***** PROVIDED MATERIAL *****

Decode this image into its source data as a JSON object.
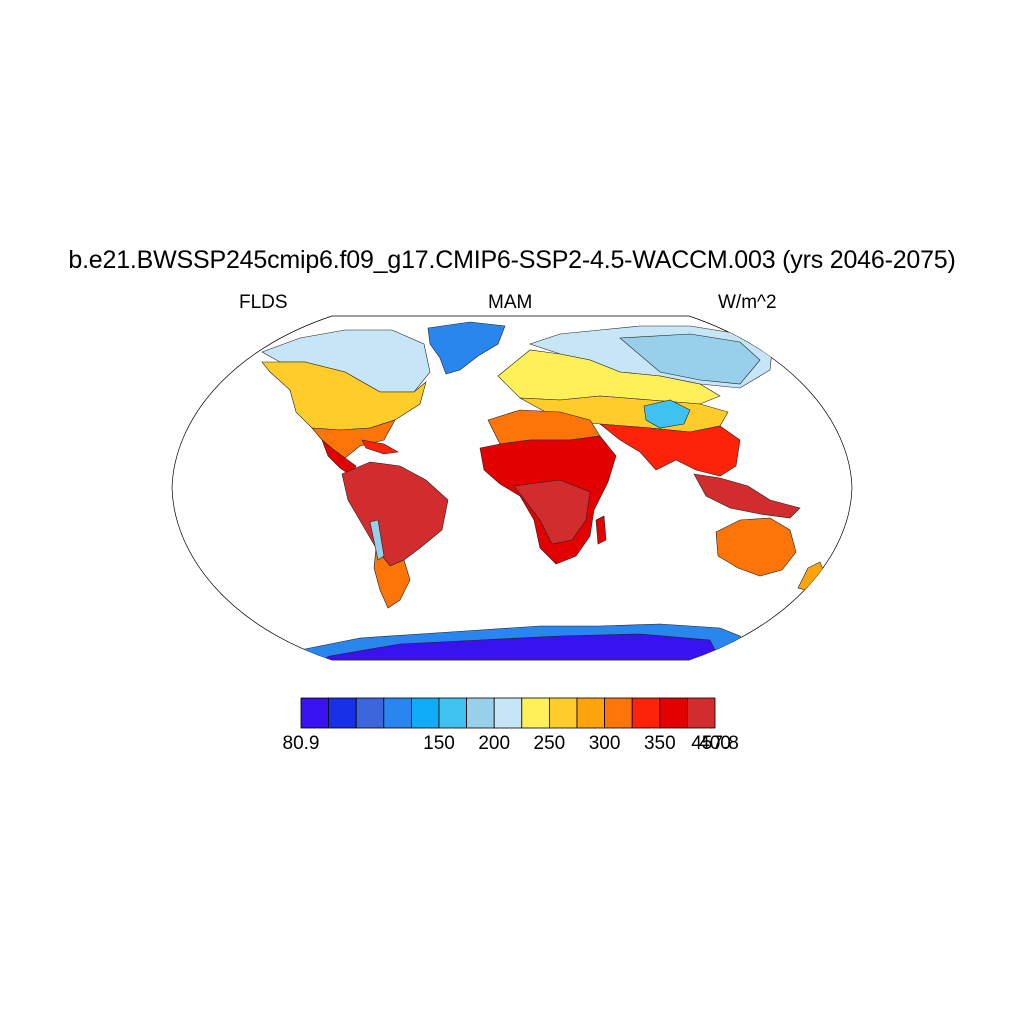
{
  "title": "b.e21.BWSSP245cmip6.f09_g17.CMIP6-SSP2-4.5-WACCM.003 (yrs 2046-2075)",
  "left_label": "FLDS",
  "center_label": "MAM",
  "right_label": "W/m^2",
  "colorbar": {
    "colors": [
      "#3a12f0",
      "#1730ea",
      "#3d65dc",
      "#2a86ef",
      "#10acf8",
      "#3fc2f2",
      "#98cfeb",
      "#c6e5f6",
      "#fff05a",
      "#fecd2a",
      "#fda30c",
      "#fd7408",
      "#fe2308",
      "#e20000",
      "#d12c2e"
    ],
    "tick_labels": [
      {
        "text": "80.9",
        "boundary": 0
      },
      {
        "text": "150",
        "boundary": 2
      },
      {
        "text": "200",
        "boundary": 3
      },
      {
        "text": "250",
        "boundary": 4
      },
      {
        "text": "300",
        "boundary": 5
      },
      {
        "text": "350",
        "boundary": 6
      },
      {
        "text": "400",
        "boundary": 7
      },
      {
        "text": "457.8",
        "boundary": 8
      }
    ]
  }
}
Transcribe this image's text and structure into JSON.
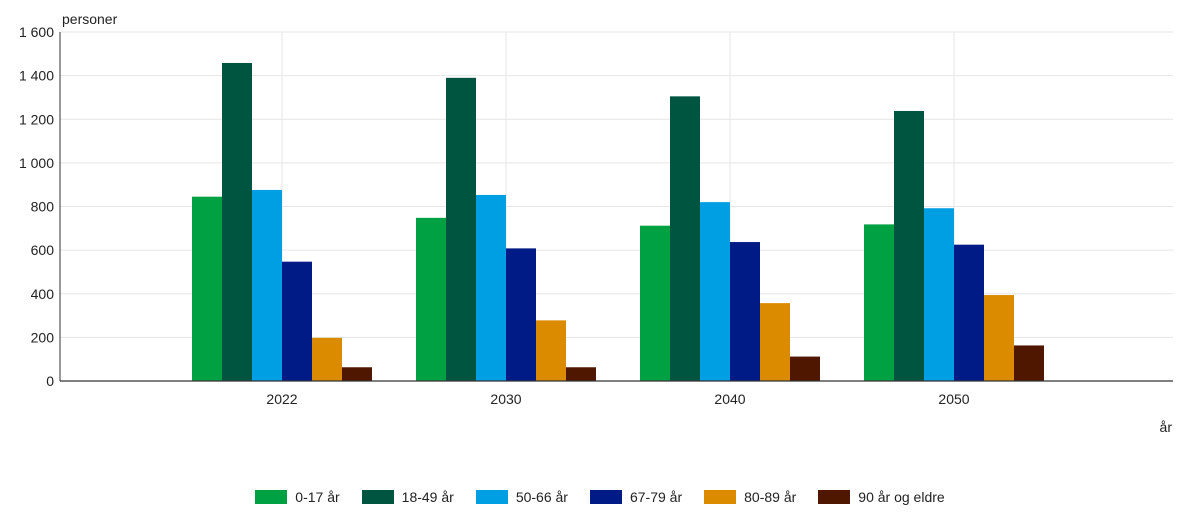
{
  "chart_data": {
    "type": "bar",
    "title": "",
    "ylabel": "personer",
    "xlabel": "år",
    "categories": [
      "2022",
      "2030",
      "2040",
      "2050"
    ],
    "ylim": [
      0,
      1600
    ],
    "yticks": [
      0,
      200,
      400,
      600,
      800,
      1000,
      1200,
      1400,
      1600
    ],
    "ytick_labels": [
      "0",
      "200",
      "400",
      "600",
      "800",
      "1 000",
      "1 200",
      "1 400",
      "1 600"
    ],
    "grid": true,
    "legend_position": "bottom-center",
    "series": [
      {
        "name": "0-17 år",
        "color": "#00a142",
        "values": [
          845,
          748,
          712,
          718
        ]
      },
      {
        "name": "18-49 år",
        "color": "#005541",
        "values": [
          1458,
          1390,
          1305,
          1238
        ]
      },
      {
        "name": "50-66 år",
        "color": "#009fe3",
        "values": [
          876,
          853,
          820,
          792
        ]
      },
      {
        "name": "67-79 år",
        "color": "#001a86",
        "values": [
          547,
          608,
          637,
          625
        ]
      },
      {
        "name": "80-89 år",
        "color": "#db8b00",
        "values": [
          198,
          278,
          357,
          394
        ]
      },
      {
        "name": "90 år og eldre",
        "color": "#4f1700",
        "values": [
          63,
          63,
          112,
          163
        ]
      }
    ]
  }
}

*****

PROBLEM
Within the records, how many lines include "title"? The answer is the number and nothing else.

RESULT OF THIS EXERCISE
2